Exercise =>
Transcribe the whole listing without a single picture.

Material =>
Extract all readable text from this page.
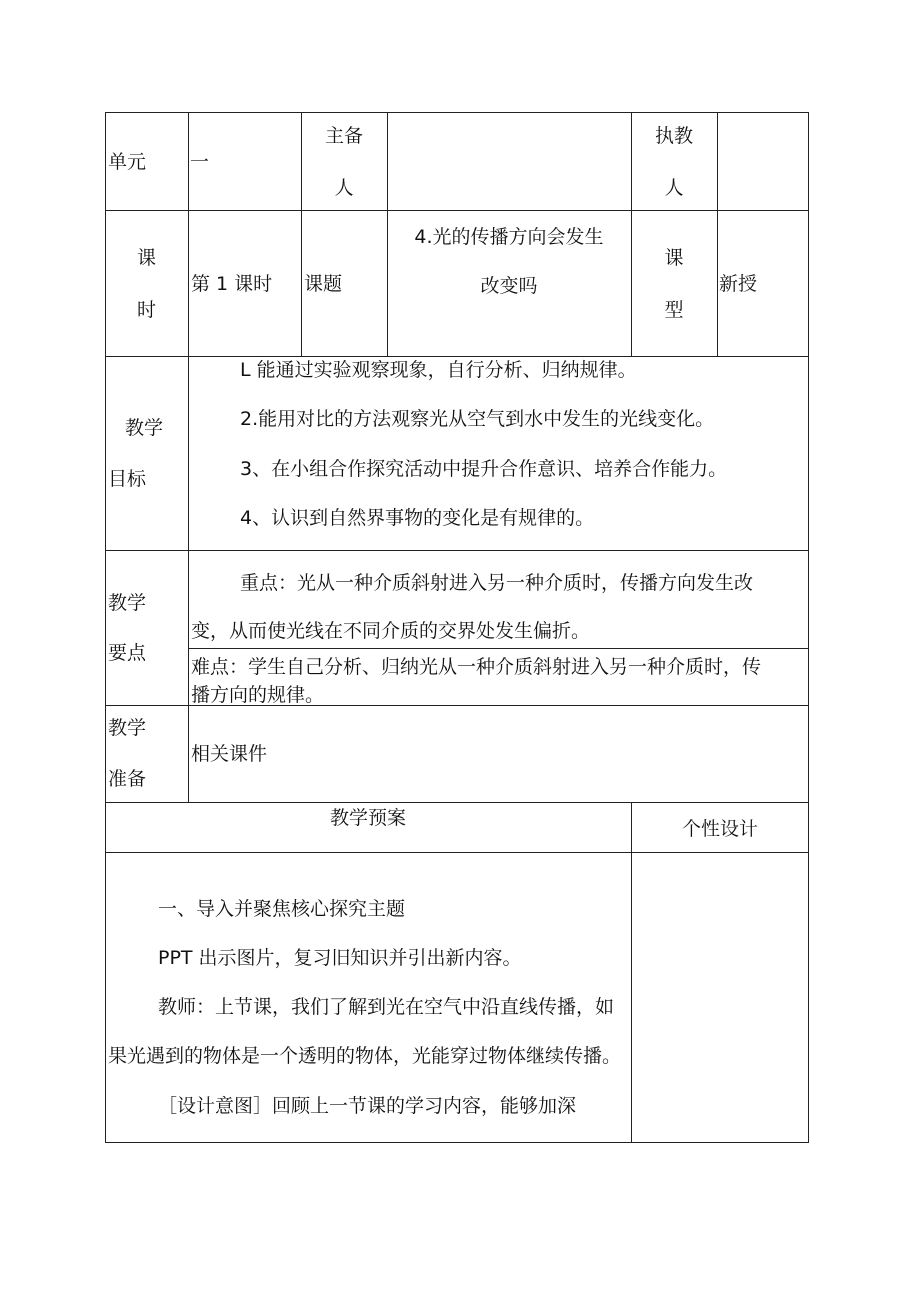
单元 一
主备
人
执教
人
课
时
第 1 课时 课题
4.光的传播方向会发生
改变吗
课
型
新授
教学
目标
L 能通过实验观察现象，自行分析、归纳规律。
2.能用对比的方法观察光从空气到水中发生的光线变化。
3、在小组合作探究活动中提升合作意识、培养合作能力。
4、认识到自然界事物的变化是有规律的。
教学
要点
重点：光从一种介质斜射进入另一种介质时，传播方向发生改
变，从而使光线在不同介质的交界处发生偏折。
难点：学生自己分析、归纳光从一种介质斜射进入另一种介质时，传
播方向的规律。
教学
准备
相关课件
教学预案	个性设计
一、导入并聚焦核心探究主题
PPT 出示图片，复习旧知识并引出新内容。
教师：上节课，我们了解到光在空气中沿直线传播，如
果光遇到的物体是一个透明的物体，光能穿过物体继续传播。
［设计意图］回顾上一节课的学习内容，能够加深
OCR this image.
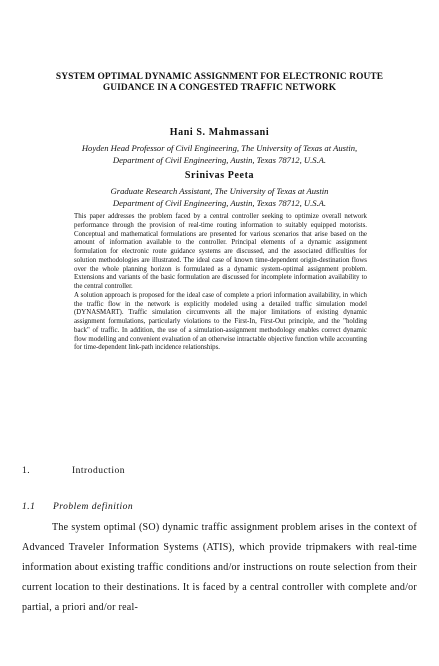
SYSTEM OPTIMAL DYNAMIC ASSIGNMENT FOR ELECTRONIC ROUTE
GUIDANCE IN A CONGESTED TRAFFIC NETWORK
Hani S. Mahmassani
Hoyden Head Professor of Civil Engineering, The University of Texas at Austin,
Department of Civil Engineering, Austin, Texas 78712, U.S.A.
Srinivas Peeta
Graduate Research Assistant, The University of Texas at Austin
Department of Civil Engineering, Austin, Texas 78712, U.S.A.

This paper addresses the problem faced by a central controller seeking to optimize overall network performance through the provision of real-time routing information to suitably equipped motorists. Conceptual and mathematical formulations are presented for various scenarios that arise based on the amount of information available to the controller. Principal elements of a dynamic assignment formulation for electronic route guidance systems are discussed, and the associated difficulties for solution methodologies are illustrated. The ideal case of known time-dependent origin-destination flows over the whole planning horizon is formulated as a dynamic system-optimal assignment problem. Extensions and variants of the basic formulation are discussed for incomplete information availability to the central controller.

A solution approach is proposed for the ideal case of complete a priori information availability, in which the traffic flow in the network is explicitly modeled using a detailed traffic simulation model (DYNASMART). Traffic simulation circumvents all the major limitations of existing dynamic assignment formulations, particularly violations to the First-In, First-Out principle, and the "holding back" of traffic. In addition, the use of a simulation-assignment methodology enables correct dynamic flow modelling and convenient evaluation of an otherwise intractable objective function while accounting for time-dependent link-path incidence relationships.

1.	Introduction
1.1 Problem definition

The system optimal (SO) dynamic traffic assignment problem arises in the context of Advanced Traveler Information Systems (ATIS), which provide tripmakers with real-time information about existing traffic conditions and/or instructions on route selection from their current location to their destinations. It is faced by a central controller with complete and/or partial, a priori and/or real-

Output of the exercise =>
Extract all readable text from this page.
单元 一
主备
人
执教
人
课
时
第 1 课时 课题
4.光的传播方向会发生
改变吗
课
型
新授
教学
目标
L 能通过实验观察现象，自行分析、归纳规律。
2.能用对比的方法观察光从空气到水中发生的光线变化。
3、在小组合作探究活动中提升合作意识、培养合作能力。
4、认识到自然界事物的变化是有规律的。
教学
要点
重点：光从一种介质斜射进入另一种介质时，传播方向发生改
变，从而使光线在不同介质的交界处发生偏折。
难点：学生自己分析、归纳光从一种介质斜射进入另一种介质时，传
播方向的规律。
教学
准备
相关课件
教学预案	个性设计
一、导入并聚焦核心探究主题
PPT 出示图片，复习旧知识并引出新内容。
教师：上节课，我们了解到光在空气中沿直线传播，如
果光遇到的物体是一个透明的物体，光能穿过物体继续传播。
［设计意图］回顾上一节课的学习内容，能够加深
OCR this image.
SYSTEM OPTIMAL DYNAMIC ASSIGNMENT FOR ELECTRONIC ROUTE
GUIDANCE IN A CONGESTED TRAFFIC NETWORK
Hani S. Mahmassani
Hoyden Head Professor of Civil Engineering, The University of Texas at Austin,
Department of Civil Engineering, Austin, Texas 78712, U.S.A.
Srinivas Peeta
Graduate Research Assistant, The University of Texas at Austin
Department of Civil Engineering, Austin, Texas 78712, U.S.A.

This paper addresses the problem faced by a central controller seeking to optimize overall network performance through the provision of real-time routing information to suitably equipped motorists. Conceptual and mathematical formulations are presented for various scenarios that arise based on the amount of information available to the controller. Principal elements of a dynamic assignment formulation for electronic route guidance systems are discussed, and the associated difficulties for solution methodologies are illustrated. The ideal case of known time-dependent origin-destination flows over the whole planning horizon is formulated as a dynamic system-optimal assignment problem. Extensions and variants of the basic formulation are discussed for incomplete information availability to the central controller.

A solution approach is proposed for the ideal case of complete a priori information availability, in which the traffic flow in the network is explicitly modeled using a detailed traffic simulation model (DYNASMART). Traffic simulation circumvents all the major limitations of existing dynamic assignment formulations, particularly violations to the First-In, First-Out principle, and the "holding back" of traffic. In addition, the use of a simulation-assignment methodology enables correct dynamic flow modelling and convenient evaluation of an otherwise intractable objective function while accounting for time-dependent link-path incidence relationships.

1.	Introduction
1.1 Problem definition

The system optimal (SO) dynamic traffic assignment problem arises in the context of Advanced Traveler Information Systems (ATIS), which provide tripmakers with real-time information about existing traffic conditions and/or instructions on route selection from their current location to their destinations. It is faced by a central controller with complete and/or partial, a priori and/or real-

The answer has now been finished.